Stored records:

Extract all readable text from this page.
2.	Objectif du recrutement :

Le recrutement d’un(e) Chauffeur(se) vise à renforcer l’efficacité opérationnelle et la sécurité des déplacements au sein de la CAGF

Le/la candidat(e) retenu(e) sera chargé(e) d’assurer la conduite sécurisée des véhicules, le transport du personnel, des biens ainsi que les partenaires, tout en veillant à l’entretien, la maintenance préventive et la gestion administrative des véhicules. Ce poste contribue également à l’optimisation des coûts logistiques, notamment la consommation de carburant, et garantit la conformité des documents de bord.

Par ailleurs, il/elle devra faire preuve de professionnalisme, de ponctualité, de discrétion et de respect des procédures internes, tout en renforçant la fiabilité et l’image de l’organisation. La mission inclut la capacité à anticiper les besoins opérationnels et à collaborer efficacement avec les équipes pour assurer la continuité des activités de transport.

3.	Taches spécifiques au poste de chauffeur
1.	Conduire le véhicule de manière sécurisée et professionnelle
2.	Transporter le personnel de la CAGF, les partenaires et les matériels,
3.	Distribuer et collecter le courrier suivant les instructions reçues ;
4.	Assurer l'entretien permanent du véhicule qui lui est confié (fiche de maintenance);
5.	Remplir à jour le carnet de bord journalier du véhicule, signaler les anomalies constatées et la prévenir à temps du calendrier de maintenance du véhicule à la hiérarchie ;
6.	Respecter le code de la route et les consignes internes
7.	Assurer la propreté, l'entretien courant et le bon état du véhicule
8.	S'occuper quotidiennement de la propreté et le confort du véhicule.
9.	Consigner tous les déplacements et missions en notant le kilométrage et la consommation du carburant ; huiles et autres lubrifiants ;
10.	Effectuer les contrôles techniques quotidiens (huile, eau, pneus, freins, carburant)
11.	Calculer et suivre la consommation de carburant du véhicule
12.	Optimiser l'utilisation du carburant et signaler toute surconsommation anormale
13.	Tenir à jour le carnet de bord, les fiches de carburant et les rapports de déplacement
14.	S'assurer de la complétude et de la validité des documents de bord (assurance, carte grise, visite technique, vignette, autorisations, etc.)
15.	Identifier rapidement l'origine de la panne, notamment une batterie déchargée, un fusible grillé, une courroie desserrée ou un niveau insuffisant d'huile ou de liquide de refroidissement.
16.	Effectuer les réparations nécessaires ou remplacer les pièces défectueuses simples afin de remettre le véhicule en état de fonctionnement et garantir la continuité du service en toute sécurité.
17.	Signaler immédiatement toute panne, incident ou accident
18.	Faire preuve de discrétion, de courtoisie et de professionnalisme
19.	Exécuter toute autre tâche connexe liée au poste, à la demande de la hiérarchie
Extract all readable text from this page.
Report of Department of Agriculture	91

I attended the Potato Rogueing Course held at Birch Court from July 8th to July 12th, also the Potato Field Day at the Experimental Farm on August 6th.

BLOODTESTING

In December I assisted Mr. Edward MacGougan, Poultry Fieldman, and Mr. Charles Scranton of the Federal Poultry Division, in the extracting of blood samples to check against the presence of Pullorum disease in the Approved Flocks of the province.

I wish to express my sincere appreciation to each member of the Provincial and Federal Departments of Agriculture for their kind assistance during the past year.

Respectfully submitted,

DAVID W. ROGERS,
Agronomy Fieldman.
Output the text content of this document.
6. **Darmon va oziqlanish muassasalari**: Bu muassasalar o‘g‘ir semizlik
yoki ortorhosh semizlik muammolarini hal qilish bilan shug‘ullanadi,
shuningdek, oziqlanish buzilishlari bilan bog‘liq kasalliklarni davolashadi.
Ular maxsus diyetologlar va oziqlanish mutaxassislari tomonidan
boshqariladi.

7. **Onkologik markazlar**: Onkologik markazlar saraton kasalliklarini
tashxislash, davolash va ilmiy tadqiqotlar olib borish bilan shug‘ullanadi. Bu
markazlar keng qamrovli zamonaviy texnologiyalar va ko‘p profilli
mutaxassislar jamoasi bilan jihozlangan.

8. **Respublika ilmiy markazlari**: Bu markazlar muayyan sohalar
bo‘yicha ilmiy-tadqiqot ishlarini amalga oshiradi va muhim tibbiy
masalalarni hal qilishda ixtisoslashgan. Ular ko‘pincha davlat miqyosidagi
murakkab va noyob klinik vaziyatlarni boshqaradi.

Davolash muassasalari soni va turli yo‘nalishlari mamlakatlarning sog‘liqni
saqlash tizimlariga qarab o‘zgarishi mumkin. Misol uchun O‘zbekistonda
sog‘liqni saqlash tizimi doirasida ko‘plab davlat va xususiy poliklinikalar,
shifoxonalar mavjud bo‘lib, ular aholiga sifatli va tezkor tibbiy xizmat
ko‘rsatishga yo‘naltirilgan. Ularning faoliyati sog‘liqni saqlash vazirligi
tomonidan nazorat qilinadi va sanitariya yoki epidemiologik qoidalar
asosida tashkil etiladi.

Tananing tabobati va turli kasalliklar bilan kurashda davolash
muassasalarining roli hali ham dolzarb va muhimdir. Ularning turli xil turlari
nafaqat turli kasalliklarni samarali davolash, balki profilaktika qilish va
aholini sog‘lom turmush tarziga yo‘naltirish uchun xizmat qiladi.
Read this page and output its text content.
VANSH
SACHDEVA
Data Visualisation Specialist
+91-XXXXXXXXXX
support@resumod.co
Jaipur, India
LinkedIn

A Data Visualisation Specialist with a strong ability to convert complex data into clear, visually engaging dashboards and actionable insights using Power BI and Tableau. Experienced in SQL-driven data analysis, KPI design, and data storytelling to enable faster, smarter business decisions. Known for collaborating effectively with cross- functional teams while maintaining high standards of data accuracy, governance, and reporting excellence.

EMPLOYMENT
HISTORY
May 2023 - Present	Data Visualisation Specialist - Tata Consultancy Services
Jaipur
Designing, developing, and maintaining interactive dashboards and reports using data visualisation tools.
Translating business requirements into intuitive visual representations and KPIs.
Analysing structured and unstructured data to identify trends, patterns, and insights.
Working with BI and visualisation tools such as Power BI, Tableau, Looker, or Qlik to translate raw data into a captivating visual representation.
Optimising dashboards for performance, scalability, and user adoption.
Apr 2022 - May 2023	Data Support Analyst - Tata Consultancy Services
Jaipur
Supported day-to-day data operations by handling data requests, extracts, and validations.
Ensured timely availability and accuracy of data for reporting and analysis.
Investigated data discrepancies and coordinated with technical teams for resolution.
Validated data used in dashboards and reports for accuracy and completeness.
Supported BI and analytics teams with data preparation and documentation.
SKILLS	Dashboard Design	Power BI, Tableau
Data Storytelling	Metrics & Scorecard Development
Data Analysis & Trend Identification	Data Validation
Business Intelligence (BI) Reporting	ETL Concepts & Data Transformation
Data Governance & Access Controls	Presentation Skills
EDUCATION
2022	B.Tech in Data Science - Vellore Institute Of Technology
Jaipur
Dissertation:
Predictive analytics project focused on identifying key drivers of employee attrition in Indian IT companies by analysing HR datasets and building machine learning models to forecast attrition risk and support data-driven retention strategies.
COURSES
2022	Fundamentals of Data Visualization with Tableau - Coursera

## CHALLENGE:
Write down all the entries again without a single difference.

## RIGHT ANSWER:
Extract all readable text from this page.
2.	Objectif du recrutement :

Le recrutement d’un(e) Chauffeur(se) vise à renforcer l’efficacité opérationnelle et la sécurité des déplacements au sein de la CAGF

Le/la candidat(e) retenu(e) sera chargé(e) d’assurer la conduite sécurisée des véhicules, le transport du personnel, des biens ainsi que les partenaires, tout en veillant à l’entretien, la maintenance préventive et la gestion administrative des véhicules. Ce poste contribue également à l’optimisation des coûts logistiques, notamment la consommation de carburant, et garantit la conformité des documents de bord.

Par ailleurs, il/elle devra faire preuve de professionnalisme, de ponctualité, de discrétion et de respect des procédures internes, tout en renforçant la fiabilité et l’image de l’organisation. La mission inclut la capacité à anticiper les besoins opérationnels et à collaborer efficacement avec les équipes pour assurer la continuité des activités de transport.

3.	Taches spécifiques au poste de chauffeur
1.	Conduire le véhicule de manière sécurisée et professionnelle
2.	Transporter le personnel de la CAGF, les partenaires et les matériels,
3.	Distribuer et collecter le courrier suivant les instructions reçues ;
4.	Assurer l'entretien permanent du véhicule qui lui est confié (fiche de maintenance);
5.	Remplir à jour le carnet de bord journalier du véhicule, signaler les anomalies constatées et la prévenir à temps du calendrier de maintenance du véhicule à la hiérarchie ;
6.	Respecter le code de la route et les consignes internes
7.	Assurer la propreté, l'entretien courant et le bon état du véhicule
8.	S'occuper quotidiennement de la propreté et le confort du véhicule.
9.	Consigner tous les déplacements et missions en notant le kilométrage et la consommation du carburant ; huiles et autres lubrifiants ;
10.	Effectuer les contrôles techniques quotidiens (huile, eau, pneus, freins, carburant)
11.	Calculer et suivre la consommation de carburant du véhicule
12.	Optimiser l'utilisation du carburant et signaler toute surconsommation anormale
13.	Tenir à jour le carnet de bord, les fiches de carburant et les rapports de déplacement
14.	S'assurer de la complétude et de la validité des documents de bord (assurance, carte grise, visite technique, vignette, autorisations, etc.)
15.	Identifier rapidement l'origine de la panne, notamment une batterie déchargée, un fusible grillé, une courroie desserrée ou un niveau insuffisant d'huile ou de liquide de refroidissement.
16.	Effectuer les réparations nécessaires ou remplacer les pièces défectueuses simples afin de remettre le véhicule en état de fonctionnement et garantir la continuité du service en toute sécurité.
17.	Signaler immédiatement toute panne, incident ou accident
18.	Faire preuve de discrétion, de courtoisie et de professionnalisme
19.	Exécuter toute autre tâche connexe liée au poste, à la demande de la hiérarchie
Extract all readable text from this page.
Report of Department of Agriculture	91

I attended the Potato Rogueing Course held at Birch Court from July 8th to July 12th, also the Potato Field Day at the Experimental Farm on August 6th.

BLOODTESTING

In December I assisted Mr. Edward MacGougan, Poultry Fieldman, and Mr. Charles Scranton of the Federal Poultry Division, in the extracting of blood samples to check against the presence of Pullorum disease in the Approved Flocks of the province.

I wish to express my sincere appreciation to each member of the Provincial and Federal Departments of Agriculture for their kind assistance during the past year.

Respectfully submitted,

DAVID W. ROGERS,
Agronomy Fieldman.
Output the text content of this document.
6. **Darmon va oziqlanish muassasalari**: Bu muassasalar o‘g‘ir semizlik
yoki ortorhosh semizlik muammolarini hal qilish bilan shug‘ullanadi,
shuningdek, oziqlanish buzilishlari bilan bog‘liq kasalliklarni davolashadi.
Ular maxsus diyetologlar va oziqlanish mutaxassislari tomonidan
boshqariladi.

7. **Onkologik markazlar**: Onkologik markazlar saraton kasalliklarini
tashxislash, davolash va ilmiy tadqiqotlar olib borish bilan shug‘ullanadi. Bu
markazlar keng qamrovli zamonaviy texnologiyalar va ko‘p profilli
mutaxassislar jamoasi bilan jihozlangan.

8. **Respublika ilmiy markazlari**: Bu markazlar muayyan sohalar
bo‘yicha ilmiy-tadqiqot ishlarini amalga oshiradi va muhim tibbiy
masalalarni hal qilishda ixtisoslashgan. Ular ko‘pincha davlat miqyosidagi
murakkab va noyob klinik vaziyatlarni boshqaradi.

Davolash muassasalari soni va turli yo‘nalishlari mamlakatlarning sog‘liqni
saqlash tizimlariga qarab o‘zgarishi mumkin. Misol uchun O‘zbekistonda
sog‘liqni saqlash tizimi doirasida ko‘plab davlat va xususiy poliklinikalar,
shifoxonalar mavjud bo‘lib, ular aholiga sifatli va tezkor tibbiy xizmat
ko‘rsatishga yo‘naltirilgan. Ularning faoliyati sog‘liqni saqlash vazirligi
tomonidan nazorat qilinadi va sanitariya yoki epidemiologik qoidalar
asosida tashkil etiladi.

Tananing tabobati va turli kasalliklar bilan kurashda davolash
muassasalarining roli hali ham dolzarb va muhimdir. Ularning turli xil turlari
nafaqat turli kasalliklarni samarali davolash, balki profilaktika qilish va
aholini sog‘lom turmush tarziga yo‘naltirish uchun xizmat qiladi.
Read this page and output its text content.
VANSH
SACHDEVA
Data Visualisation Specialist
+91-XXXXXXXXXX
support@resumod.co
Jaipur, India
LinkedIn

A Data Visualisation Specialist with a strong ability to convert complex data into clear, visually engaging dashboards and actionable insights using Power BI and Tableau. Experienced in SQL-driven data analysis, KPI design, and data storytelling to enable faster, smarter business decisions. Known for collaborating effectively with cross- functional teams while maintaining high standards of data accuracy, governance, and reporting excellence.

EMPLOYMENT
HISTORY
May 2023 - Present	Data Visualisation Specialist - Tata Consultancy Services
Jaipur
Designing, developing, and maintaining interactive dashboards and reports using data visualisation tools.
Translating business requirements into intuitive visual representations and KPIs.
Analysing structured and unstructured data to identify trends, patterns, and insights.
Working with BI and visualisation tools such as Power BI, Tableau, Looker, or Qlik to translate raw data into a captivating visual representation.
Optimising dashboards for performance, scalability, and user adoption.
Apr 2022 - May 2023	Data Support Analyst - Tata Consultancy Services
Jaipur
Supported day-to-day data operations by handling data requests, extracts, and validations.
Ensured timely availability and accuracy of data for reporting and analysis.
Investigated data discrepancies and coordinated with technical teams for resolution.
Validated data used in dashboards and reports for accuracy and completeness.
Supported BI and analytics teams with data preparation and documentation.
SKILLS	Dashboard Design	Power BI, Tableau
Data Storytelling	Metrics & Scorecard Development
Data Analysis & Trend Identification	Data Validation
Business Intelligence (BI) Reporting	ETL Concepts & Data Transformation
Data Governance & Access Controls	Presentation Skills
EDUCATION
2022	B.Tech in Data Science - Vellore Institute Of Technology
Jaipur
Dissertation:
Predictive analytics project focused on identifying key drivers of employee attrition in Indian IT companies by analysing HR datasets and building machine learning models to forecast attrition risk and support data-driven retention strategies.
COURSES
2022	Fundamentals of Data Visualization with Tableau - Coursera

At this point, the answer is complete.